• **PROVIDED MATERIAL**
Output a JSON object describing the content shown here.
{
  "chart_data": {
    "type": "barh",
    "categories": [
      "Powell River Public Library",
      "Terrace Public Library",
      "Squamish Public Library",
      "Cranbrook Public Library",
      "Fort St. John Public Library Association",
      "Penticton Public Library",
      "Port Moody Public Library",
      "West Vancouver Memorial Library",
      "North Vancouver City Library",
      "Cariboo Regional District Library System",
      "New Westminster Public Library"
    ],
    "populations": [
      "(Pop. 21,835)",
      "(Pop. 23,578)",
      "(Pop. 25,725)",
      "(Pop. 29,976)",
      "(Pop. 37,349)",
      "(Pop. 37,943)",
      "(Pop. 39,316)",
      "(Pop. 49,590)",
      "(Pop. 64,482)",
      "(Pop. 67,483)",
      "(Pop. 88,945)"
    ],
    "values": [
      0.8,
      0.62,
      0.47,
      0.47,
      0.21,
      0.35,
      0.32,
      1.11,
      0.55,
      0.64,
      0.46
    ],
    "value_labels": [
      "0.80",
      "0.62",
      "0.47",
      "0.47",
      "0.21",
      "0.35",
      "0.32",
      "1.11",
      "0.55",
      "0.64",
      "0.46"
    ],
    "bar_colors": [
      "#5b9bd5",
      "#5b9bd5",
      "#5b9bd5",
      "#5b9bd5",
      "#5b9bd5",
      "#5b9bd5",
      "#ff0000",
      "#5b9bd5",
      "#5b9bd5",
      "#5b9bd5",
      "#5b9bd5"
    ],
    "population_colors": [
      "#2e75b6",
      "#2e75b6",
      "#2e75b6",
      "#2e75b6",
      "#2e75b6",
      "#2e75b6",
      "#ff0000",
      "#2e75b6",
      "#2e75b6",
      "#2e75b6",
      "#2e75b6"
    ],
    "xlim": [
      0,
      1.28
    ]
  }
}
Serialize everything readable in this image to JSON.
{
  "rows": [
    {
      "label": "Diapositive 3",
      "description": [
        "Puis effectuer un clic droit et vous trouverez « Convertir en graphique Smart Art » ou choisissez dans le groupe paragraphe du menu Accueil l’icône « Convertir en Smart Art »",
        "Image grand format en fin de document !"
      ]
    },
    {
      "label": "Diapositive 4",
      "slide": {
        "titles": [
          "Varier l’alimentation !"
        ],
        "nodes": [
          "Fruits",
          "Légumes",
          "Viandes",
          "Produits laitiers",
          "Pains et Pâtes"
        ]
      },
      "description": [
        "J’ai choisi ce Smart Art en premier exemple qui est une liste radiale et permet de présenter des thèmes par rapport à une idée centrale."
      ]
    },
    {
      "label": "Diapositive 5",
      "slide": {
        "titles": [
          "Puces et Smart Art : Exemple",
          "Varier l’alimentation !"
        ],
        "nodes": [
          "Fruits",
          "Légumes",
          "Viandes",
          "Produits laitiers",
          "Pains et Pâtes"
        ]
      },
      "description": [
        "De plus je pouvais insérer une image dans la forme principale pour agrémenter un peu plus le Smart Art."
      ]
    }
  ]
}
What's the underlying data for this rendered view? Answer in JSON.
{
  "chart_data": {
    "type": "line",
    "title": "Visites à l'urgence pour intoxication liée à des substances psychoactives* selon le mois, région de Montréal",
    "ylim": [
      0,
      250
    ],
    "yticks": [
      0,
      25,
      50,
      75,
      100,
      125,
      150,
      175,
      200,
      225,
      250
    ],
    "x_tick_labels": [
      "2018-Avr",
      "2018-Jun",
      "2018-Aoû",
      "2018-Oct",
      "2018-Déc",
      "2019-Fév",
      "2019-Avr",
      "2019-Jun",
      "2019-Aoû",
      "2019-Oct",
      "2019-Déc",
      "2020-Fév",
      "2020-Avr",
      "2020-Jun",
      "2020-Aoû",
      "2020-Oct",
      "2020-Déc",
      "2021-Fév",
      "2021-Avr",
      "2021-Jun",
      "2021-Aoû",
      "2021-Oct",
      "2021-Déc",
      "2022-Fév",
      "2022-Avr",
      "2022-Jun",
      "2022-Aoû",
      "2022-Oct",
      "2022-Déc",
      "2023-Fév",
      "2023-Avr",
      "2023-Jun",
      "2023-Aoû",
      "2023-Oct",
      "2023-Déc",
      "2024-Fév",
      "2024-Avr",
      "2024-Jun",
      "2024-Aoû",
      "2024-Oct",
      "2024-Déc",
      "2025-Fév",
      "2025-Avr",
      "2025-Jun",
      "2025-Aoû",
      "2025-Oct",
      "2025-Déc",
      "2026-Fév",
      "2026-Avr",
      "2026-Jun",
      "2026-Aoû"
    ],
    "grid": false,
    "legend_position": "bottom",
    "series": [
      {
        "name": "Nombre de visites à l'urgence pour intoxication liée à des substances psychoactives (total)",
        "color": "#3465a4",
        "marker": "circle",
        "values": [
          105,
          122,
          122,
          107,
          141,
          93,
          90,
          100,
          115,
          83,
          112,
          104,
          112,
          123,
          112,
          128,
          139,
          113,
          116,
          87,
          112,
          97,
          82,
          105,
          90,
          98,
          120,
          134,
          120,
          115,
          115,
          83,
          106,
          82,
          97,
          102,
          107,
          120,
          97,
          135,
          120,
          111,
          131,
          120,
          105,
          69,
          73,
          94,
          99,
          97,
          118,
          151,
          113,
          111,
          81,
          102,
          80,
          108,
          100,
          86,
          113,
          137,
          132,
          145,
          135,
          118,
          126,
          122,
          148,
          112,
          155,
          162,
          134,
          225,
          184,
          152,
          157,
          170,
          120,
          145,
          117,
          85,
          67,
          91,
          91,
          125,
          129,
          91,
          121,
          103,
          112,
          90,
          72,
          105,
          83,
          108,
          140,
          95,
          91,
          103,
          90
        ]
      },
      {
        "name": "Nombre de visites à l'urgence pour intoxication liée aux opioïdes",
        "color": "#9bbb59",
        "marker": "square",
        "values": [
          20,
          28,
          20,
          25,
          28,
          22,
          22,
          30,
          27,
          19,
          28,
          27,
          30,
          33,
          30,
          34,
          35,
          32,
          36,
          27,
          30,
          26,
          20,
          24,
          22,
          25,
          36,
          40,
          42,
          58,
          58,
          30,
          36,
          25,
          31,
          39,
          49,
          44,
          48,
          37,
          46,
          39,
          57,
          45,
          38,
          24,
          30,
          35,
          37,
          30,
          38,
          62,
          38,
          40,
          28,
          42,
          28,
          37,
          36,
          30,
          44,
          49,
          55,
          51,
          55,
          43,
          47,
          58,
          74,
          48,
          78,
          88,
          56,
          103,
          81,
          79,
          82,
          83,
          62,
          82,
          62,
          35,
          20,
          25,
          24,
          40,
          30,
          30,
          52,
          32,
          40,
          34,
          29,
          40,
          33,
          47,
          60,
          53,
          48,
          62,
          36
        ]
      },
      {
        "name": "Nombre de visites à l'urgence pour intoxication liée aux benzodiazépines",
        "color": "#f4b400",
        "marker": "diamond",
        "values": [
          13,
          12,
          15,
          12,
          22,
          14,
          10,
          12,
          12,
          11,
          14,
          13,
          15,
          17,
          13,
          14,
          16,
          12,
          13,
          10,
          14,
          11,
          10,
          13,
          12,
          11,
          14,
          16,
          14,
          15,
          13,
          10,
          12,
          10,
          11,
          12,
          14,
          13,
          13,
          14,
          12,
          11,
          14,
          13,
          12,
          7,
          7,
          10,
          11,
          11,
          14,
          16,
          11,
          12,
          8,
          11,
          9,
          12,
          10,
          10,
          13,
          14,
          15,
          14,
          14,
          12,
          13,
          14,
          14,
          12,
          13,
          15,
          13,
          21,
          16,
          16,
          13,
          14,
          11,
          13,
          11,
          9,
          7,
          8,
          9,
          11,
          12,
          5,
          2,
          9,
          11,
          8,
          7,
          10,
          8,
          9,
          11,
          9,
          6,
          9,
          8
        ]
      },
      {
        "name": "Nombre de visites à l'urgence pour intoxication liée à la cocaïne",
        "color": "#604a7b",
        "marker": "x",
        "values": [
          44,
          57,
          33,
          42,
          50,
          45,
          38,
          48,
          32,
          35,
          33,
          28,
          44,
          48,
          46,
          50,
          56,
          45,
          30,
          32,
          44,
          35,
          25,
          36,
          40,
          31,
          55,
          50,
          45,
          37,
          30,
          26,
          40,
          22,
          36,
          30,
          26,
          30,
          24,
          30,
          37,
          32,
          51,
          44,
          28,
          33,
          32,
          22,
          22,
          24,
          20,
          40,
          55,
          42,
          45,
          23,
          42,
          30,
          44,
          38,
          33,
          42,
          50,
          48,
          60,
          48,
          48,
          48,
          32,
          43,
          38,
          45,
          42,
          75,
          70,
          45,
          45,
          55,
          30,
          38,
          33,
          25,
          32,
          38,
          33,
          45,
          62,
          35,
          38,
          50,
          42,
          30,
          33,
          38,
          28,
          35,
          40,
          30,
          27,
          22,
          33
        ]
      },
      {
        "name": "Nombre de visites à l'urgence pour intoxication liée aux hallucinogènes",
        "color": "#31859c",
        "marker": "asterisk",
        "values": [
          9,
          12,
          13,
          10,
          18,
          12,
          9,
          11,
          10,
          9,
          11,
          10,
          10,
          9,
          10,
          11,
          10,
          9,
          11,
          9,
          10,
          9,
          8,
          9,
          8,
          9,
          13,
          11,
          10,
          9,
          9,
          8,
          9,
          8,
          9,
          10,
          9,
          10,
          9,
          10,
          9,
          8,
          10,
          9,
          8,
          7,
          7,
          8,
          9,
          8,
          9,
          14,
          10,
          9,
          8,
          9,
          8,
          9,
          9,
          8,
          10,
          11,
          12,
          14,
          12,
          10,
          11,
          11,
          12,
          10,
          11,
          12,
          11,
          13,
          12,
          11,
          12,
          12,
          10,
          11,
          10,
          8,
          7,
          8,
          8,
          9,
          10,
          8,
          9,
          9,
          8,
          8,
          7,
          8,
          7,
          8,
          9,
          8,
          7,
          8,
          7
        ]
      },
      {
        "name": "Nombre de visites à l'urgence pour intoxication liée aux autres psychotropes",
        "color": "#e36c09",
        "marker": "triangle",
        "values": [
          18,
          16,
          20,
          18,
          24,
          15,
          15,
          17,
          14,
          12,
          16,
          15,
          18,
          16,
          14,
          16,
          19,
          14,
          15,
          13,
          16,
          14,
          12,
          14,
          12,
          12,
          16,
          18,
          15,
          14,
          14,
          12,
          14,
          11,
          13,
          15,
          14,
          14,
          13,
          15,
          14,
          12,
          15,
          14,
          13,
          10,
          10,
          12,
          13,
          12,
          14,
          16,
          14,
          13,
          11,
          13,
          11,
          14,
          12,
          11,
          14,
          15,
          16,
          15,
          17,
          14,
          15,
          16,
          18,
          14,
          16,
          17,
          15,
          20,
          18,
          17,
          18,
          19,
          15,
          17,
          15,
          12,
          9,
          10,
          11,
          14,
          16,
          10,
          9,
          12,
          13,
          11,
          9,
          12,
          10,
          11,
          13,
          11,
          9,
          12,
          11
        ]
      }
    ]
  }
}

• **TASK TO CARRY OUT**
Check each line above for the word "this" and copy the ones that have it.

• **SOLUTION**
Serialize everything readable in this image to JSON.
What's the underlying data for this rendered view? Answer in JSON.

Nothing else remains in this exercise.